PROMPT ->
Filter the entries below, keeping only lines with the word "ganz".

(Dataset rows about figures)
# # # # # # #
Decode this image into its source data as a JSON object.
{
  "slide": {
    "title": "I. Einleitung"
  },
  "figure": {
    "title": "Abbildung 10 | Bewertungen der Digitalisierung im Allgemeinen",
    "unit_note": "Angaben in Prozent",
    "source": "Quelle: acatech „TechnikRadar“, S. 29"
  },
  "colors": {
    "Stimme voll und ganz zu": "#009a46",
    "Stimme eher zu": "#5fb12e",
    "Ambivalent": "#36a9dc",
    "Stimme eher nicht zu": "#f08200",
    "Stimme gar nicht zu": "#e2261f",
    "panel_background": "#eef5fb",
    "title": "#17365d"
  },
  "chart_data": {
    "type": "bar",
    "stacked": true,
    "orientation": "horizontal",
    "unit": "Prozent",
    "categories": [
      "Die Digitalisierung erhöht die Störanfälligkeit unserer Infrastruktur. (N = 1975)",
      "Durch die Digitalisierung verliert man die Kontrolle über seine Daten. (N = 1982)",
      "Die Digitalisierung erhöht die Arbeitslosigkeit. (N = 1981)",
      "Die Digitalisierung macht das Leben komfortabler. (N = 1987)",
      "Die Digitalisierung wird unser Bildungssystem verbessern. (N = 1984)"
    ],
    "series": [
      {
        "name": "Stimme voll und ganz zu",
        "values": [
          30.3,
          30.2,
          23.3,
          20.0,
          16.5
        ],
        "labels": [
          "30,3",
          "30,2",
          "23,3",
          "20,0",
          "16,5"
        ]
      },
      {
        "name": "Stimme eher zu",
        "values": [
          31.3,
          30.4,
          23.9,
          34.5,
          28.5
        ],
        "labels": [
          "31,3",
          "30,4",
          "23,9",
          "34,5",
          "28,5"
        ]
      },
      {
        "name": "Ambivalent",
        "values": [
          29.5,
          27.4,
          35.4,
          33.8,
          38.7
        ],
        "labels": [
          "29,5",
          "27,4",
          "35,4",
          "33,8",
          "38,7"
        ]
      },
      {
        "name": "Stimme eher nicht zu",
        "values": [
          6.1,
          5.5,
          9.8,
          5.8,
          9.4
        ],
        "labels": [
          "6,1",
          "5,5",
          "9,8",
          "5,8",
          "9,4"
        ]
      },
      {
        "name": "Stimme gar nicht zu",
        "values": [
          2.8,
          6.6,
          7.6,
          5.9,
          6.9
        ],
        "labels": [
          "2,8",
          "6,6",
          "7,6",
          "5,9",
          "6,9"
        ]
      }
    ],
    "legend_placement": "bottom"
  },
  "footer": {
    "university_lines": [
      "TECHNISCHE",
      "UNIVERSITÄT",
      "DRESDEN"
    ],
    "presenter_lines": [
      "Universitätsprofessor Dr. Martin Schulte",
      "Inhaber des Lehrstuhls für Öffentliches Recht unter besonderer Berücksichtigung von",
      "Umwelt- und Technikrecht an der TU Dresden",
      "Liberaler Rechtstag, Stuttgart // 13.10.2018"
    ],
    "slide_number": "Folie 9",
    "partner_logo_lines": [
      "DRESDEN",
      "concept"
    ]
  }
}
# # # # # # #
THE SOLUTION ->
    "Stimme voll und ganz zu": "#009a46",
        "name": "Stimme voll und ganz zu",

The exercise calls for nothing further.